**GOAL:** Identify all lines below that hold "ТОПу" and collect them.

**TASK MATERIAL:**
--- Begin ---
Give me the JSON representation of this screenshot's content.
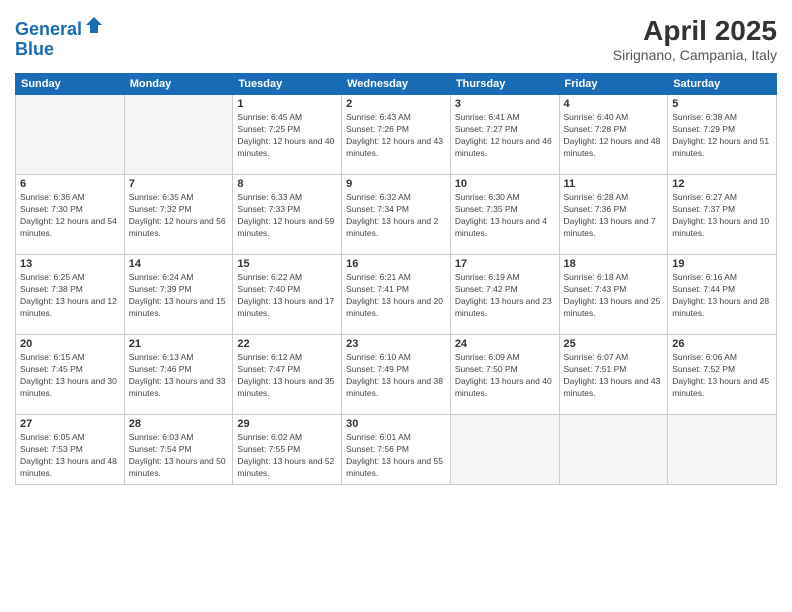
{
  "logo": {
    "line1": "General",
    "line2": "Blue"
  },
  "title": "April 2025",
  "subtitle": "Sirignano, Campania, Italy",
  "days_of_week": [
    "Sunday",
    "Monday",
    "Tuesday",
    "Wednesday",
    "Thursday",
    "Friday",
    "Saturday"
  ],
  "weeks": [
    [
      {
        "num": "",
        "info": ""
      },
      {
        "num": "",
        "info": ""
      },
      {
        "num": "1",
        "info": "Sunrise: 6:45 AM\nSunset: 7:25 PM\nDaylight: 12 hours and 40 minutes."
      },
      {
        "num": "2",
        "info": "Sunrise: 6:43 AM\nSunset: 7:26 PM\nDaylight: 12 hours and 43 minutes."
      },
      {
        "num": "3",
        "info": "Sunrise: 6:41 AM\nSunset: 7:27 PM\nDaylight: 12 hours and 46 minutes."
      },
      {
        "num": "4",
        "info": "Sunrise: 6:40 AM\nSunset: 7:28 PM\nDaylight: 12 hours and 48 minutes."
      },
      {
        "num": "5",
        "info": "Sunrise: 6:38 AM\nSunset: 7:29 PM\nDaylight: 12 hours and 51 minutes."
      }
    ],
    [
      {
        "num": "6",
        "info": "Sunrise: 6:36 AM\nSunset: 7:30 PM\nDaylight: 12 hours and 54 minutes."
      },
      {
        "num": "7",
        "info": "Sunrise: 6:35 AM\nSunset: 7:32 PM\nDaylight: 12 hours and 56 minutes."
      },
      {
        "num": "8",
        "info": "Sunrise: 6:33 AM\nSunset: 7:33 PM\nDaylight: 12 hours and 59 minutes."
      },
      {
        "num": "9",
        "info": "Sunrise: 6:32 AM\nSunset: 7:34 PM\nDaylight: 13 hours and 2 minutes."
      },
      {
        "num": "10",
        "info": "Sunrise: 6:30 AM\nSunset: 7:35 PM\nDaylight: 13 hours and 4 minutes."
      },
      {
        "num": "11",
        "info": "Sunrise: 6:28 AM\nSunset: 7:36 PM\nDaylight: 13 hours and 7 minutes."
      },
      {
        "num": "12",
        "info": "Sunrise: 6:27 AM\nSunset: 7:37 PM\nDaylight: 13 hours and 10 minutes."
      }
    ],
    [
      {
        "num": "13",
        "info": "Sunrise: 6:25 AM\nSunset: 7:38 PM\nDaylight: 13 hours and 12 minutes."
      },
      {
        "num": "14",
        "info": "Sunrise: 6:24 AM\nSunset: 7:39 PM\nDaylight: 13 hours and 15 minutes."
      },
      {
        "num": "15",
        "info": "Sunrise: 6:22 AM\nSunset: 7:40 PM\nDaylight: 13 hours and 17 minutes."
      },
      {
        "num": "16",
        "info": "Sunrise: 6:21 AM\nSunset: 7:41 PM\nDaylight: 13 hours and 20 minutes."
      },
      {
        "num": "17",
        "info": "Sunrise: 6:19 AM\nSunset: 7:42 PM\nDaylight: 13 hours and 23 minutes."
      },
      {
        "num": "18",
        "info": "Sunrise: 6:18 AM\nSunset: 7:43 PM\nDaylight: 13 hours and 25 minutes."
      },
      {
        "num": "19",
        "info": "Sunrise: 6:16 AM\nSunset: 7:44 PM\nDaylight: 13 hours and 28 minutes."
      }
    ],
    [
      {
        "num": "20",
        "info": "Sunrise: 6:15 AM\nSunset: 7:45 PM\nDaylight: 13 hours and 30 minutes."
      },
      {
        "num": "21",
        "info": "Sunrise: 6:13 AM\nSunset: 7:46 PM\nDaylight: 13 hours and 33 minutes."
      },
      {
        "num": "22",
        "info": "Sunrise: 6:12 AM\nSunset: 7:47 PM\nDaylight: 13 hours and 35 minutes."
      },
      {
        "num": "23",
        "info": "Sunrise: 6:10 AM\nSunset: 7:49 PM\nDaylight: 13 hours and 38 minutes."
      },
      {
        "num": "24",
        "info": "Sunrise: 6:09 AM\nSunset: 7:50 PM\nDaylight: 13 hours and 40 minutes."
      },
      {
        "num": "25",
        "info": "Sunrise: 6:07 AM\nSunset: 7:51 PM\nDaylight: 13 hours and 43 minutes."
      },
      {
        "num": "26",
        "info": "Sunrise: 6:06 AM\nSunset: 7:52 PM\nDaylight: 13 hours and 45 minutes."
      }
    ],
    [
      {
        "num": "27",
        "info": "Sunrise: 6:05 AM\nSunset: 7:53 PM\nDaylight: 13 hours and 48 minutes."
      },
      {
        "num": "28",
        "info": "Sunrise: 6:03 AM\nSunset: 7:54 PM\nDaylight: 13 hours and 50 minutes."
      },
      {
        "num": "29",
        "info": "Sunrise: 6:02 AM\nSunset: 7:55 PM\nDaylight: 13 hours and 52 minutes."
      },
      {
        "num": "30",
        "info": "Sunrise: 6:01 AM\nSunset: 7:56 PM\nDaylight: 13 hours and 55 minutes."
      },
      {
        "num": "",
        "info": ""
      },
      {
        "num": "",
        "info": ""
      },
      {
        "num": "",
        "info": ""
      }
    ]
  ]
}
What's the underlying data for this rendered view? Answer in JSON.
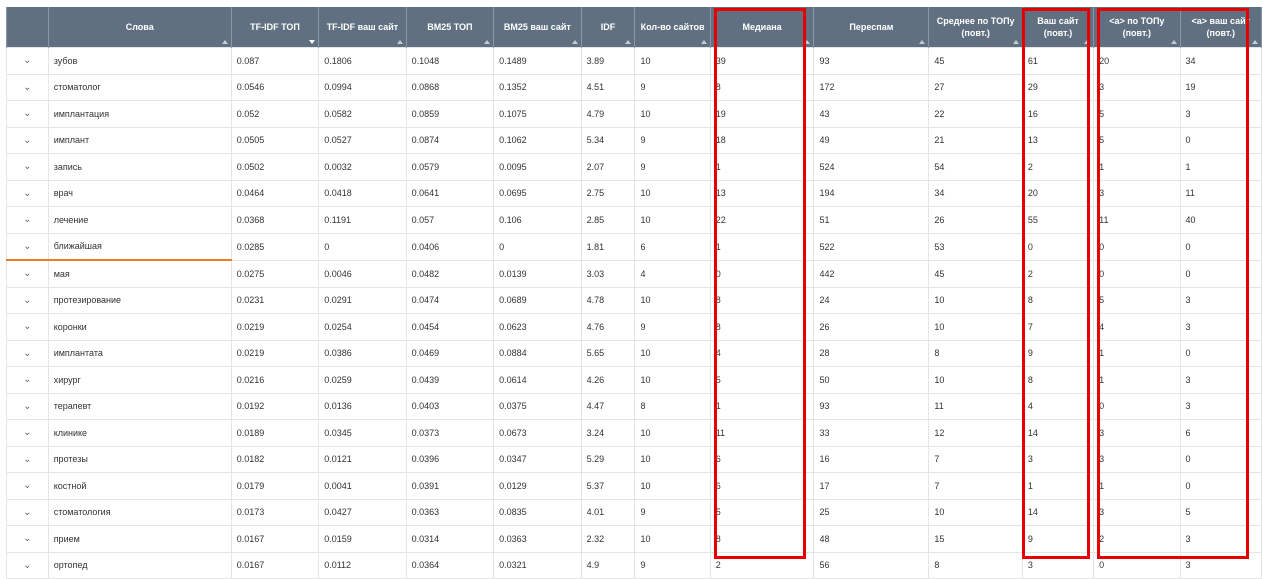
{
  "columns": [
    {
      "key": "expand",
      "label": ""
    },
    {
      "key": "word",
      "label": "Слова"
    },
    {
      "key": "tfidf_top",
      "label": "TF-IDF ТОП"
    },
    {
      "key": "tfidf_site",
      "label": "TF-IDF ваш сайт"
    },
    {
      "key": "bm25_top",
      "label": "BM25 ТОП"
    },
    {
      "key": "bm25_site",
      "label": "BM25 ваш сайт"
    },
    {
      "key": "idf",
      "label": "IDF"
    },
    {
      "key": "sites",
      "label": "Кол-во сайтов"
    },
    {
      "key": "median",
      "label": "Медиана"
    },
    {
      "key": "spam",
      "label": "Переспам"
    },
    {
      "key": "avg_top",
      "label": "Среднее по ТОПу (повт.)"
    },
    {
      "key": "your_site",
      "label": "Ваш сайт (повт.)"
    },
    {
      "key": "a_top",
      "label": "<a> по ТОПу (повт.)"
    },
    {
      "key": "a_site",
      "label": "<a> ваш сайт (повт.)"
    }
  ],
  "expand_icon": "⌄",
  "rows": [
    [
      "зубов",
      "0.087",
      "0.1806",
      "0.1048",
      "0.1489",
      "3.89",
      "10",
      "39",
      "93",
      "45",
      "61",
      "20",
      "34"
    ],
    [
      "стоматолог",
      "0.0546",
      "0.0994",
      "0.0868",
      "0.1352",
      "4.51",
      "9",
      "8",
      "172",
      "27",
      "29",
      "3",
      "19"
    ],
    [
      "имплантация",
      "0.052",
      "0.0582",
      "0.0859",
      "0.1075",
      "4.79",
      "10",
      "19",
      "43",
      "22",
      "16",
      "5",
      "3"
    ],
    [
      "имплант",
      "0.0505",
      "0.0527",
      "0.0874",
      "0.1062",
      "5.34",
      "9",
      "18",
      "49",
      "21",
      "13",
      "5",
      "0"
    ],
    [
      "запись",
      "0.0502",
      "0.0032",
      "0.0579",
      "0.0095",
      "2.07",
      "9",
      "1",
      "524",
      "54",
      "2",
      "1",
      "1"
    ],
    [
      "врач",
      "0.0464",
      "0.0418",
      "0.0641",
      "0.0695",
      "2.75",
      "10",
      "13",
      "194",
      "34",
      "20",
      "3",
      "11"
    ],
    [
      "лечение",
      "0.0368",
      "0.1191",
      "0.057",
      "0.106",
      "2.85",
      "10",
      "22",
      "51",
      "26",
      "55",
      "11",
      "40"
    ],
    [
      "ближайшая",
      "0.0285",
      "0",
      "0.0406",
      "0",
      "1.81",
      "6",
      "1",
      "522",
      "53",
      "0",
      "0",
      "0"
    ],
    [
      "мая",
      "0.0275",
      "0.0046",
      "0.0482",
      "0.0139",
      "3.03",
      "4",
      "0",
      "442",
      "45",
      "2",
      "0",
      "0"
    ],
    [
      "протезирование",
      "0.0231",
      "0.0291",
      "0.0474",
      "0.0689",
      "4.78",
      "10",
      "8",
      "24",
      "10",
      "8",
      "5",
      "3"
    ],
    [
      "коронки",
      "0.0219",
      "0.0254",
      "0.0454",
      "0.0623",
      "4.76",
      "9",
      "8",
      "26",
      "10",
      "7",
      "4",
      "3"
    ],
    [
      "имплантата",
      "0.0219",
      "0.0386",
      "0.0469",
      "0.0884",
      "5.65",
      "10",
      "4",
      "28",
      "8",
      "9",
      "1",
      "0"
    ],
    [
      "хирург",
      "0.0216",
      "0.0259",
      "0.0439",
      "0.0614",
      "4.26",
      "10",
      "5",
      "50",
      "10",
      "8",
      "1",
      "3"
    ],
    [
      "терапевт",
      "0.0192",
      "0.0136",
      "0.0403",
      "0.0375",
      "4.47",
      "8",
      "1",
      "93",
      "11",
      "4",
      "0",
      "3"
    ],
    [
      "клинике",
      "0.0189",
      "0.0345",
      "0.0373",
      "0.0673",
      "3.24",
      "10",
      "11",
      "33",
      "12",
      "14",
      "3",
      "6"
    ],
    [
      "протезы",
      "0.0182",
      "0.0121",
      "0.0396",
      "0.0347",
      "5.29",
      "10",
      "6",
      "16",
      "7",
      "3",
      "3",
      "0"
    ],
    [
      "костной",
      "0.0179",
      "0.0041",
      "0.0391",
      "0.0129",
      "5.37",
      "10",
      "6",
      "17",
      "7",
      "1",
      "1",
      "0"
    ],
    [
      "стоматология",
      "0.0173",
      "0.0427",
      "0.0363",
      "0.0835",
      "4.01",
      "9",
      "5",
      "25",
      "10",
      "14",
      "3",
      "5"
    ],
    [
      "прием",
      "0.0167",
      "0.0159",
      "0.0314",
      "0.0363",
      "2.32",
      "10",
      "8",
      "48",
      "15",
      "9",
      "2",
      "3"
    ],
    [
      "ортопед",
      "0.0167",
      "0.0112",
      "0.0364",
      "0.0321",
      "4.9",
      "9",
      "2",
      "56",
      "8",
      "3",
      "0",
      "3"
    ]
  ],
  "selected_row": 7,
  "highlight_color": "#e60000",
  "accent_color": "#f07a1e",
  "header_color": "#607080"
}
--- End ---
**RESULT OF THE EXERCISE:**
      "label": "Среднее по ТОПу (повт.)"
      "label": "<a> по ТОПу (повт.)"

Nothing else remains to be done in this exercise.